## Request
Where a line of the material contains the string "representation", copy that line.
........
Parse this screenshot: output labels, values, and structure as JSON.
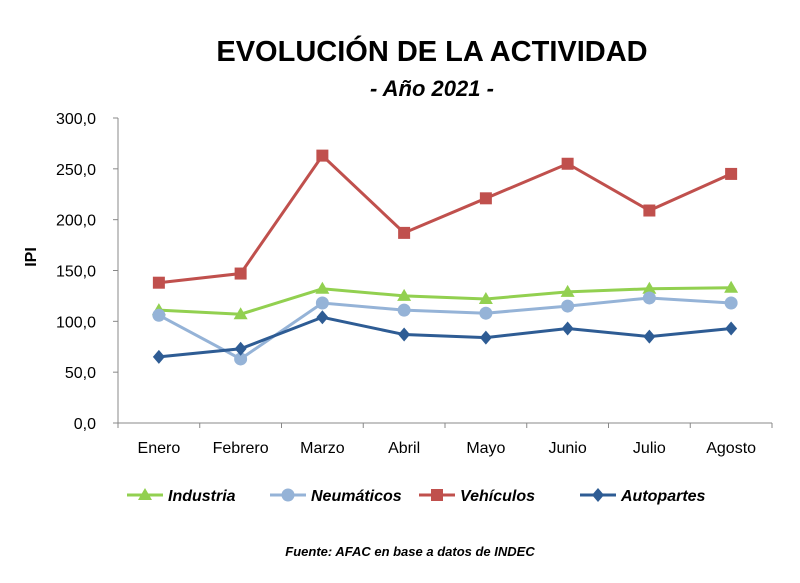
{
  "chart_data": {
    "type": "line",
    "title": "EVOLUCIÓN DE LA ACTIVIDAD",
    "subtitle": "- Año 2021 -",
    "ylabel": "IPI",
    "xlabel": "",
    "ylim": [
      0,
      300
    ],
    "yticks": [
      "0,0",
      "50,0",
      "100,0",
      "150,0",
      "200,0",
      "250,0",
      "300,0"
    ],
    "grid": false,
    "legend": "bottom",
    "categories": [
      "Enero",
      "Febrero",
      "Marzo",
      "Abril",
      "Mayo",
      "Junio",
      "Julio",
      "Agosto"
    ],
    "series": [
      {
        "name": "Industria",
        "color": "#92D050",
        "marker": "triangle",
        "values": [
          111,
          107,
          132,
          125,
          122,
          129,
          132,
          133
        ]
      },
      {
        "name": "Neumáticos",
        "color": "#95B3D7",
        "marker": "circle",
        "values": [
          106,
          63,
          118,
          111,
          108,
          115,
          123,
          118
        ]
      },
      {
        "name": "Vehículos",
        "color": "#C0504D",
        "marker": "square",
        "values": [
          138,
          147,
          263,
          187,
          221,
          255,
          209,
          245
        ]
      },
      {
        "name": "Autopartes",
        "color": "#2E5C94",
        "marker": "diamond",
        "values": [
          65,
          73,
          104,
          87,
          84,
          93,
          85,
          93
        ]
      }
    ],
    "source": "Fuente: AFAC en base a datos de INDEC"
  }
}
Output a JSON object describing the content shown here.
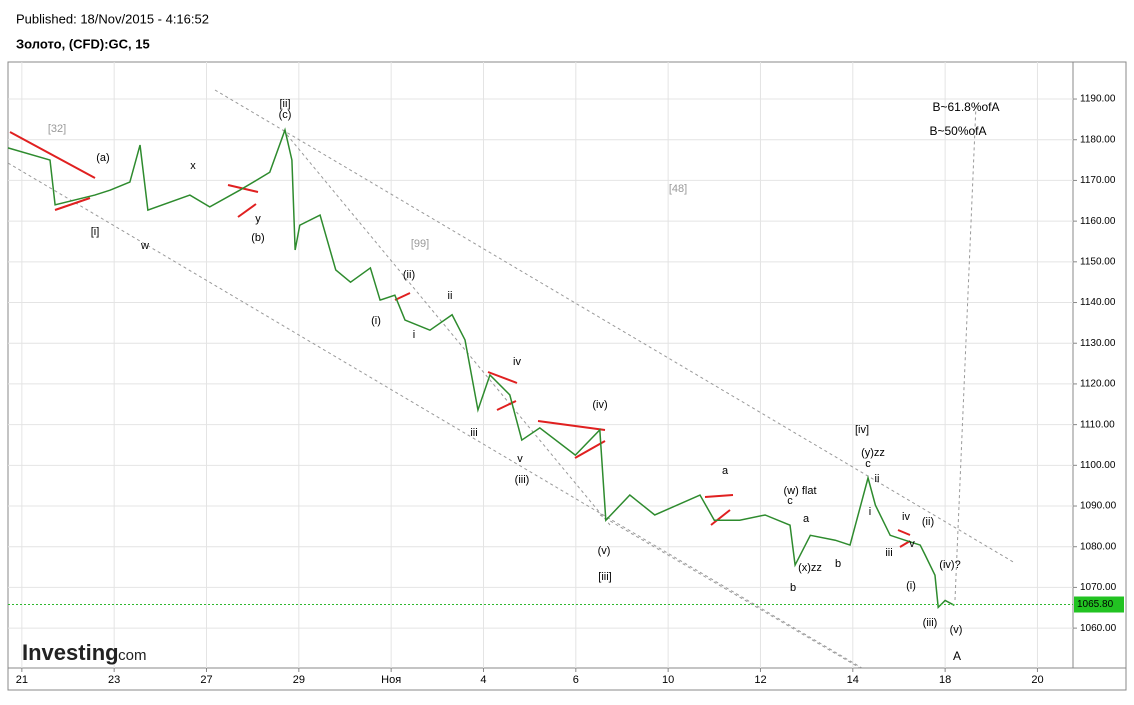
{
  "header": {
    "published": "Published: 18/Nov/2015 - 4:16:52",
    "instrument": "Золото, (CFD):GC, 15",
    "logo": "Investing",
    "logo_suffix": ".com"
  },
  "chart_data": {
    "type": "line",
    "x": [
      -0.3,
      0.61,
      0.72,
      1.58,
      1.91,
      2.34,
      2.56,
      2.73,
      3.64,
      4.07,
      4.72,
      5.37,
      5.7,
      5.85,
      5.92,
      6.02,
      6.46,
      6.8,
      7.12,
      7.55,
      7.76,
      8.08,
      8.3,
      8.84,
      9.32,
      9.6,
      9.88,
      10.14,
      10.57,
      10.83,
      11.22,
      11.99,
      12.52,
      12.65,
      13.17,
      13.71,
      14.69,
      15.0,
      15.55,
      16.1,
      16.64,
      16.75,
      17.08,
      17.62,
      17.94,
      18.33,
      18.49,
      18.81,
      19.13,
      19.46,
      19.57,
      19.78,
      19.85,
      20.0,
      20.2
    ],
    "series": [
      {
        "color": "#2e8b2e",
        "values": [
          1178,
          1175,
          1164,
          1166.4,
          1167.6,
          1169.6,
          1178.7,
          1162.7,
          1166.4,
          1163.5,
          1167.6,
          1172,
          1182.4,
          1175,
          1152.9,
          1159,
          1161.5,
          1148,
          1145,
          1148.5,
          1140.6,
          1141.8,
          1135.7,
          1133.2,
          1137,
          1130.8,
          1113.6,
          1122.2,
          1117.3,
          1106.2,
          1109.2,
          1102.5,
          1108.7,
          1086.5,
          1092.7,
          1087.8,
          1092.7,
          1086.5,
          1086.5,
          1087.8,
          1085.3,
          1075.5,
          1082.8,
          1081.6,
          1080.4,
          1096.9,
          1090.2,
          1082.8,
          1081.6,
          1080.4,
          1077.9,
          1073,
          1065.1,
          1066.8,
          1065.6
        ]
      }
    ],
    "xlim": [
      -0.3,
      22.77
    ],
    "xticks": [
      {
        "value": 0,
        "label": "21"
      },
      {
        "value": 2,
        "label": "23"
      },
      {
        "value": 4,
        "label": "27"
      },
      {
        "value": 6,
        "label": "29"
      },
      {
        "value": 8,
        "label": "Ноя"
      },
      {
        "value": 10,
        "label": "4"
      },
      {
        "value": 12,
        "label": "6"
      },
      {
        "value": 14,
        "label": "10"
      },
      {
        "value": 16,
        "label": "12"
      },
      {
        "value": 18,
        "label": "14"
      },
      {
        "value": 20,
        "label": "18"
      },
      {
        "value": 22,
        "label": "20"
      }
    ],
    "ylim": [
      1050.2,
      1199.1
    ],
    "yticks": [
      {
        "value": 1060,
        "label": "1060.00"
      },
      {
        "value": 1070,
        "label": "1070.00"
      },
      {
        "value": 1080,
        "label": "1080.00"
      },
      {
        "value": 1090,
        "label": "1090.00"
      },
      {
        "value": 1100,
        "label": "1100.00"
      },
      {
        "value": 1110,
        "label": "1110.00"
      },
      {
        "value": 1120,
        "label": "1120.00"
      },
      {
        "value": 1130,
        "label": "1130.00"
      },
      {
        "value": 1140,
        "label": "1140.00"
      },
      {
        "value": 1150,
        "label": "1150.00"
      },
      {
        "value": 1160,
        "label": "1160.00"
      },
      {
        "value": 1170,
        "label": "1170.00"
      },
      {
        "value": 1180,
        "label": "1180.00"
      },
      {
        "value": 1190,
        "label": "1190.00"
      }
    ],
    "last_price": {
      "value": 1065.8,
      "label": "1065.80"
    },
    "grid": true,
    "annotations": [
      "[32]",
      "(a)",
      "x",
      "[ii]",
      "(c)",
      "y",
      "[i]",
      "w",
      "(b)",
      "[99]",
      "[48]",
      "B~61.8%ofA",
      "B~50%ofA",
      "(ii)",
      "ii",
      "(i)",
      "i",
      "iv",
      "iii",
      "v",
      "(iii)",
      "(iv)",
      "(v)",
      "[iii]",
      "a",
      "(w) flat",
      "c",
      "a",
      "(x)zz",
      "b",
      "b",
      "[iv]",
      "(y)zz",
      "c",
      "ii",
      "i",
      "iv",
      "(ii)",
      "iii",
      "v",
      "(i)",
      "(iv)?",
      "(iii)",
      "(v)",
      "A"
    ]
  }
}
........
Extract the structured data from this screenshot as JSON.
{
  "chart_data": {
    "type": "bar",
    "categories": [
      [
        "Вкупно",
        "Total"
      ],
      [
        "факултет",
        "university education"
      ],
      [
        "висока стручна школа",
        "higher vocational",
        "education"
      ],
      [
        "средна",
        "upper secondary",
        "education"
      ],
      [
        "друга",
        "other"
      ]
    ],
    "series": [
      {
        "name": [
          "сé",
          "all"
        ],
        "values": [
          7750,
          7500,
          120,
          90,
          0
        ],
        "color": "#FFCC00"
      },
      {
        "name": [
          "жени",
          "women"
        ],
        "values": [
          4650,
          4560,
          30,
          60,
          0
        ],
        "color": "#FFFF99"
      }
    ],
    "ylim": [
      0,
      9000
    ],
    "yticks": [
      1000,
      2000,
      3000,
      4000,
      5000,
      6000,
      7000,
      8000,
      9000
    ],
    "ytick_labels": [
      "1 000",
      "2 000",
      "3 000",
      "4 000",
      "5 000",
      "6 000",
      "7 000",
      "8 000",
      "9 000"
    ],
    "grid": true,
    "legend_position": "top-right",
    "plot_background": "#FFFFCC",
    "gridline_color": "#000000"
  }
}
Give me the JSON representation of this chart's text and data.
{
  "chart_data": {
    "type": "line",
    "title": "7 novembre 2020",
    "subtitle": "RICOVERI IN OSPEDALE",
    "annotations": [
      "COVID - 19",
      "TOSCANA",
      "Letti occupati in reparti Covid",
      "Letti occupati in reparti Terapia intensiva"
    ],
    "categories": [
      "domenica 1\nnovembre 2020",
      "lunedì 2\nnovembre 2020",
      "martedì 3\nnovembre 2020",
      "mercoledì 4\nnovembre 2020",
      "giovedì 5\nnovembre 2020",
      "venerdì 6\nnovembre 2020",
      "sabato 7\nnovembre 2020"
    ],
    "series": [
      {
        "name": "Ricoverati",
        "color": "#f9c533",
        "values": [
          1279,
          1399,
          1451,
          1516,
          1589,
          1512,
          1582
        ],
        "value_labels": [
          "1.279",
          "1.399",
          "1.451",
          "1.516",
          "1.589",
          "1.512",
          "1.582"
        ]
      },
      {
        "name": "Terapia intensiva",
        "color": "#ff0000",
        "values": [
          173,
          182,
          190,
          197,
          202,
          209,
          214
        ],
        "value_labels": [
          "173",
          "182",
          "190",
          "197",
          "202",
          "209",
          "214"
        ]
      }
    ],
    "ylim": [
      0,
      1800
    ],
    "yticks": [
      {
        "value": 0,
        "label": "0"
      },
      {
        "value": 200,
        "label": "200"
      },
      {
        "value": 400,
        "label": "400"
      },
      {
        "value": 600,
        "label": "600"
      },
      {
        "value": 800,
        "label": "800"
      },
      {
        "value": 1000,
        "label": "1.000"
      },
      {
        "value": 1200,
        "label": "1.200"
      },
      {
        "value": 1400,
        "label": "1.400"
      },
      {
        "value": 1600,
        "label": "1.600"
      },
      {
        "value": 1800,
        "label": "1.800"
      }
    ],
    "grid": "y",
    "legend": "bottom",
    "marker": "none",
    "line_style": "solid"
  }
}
........
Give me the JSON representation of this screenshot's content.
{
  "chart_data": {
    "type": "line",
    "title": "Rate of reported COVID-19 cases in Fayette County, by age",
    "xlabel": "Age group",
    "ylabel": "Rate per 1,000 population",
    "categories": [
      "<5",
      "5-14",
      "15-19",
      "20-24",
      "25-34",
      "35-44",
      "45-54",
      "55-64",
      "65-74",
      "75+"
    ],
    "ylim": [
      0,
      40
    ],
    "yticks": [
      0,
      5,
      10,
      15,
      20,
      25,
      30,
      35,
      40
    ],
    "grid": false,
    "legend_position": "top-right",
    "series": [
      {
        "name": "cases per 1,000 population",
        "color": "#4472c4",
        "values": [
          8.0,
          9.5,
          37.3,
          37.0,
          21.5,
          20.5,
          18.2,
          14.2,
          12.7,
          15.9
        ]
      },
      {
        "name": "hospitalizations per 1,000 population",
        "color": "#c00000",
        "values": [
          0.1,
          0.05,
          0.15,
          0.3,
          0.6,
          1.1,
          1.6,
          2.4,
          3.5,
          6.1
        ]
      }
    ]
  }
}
........
## Solution to the exercise
Give me the JSON representation of this chart's text and data.
Give me the JSON representation of this screenshot's content.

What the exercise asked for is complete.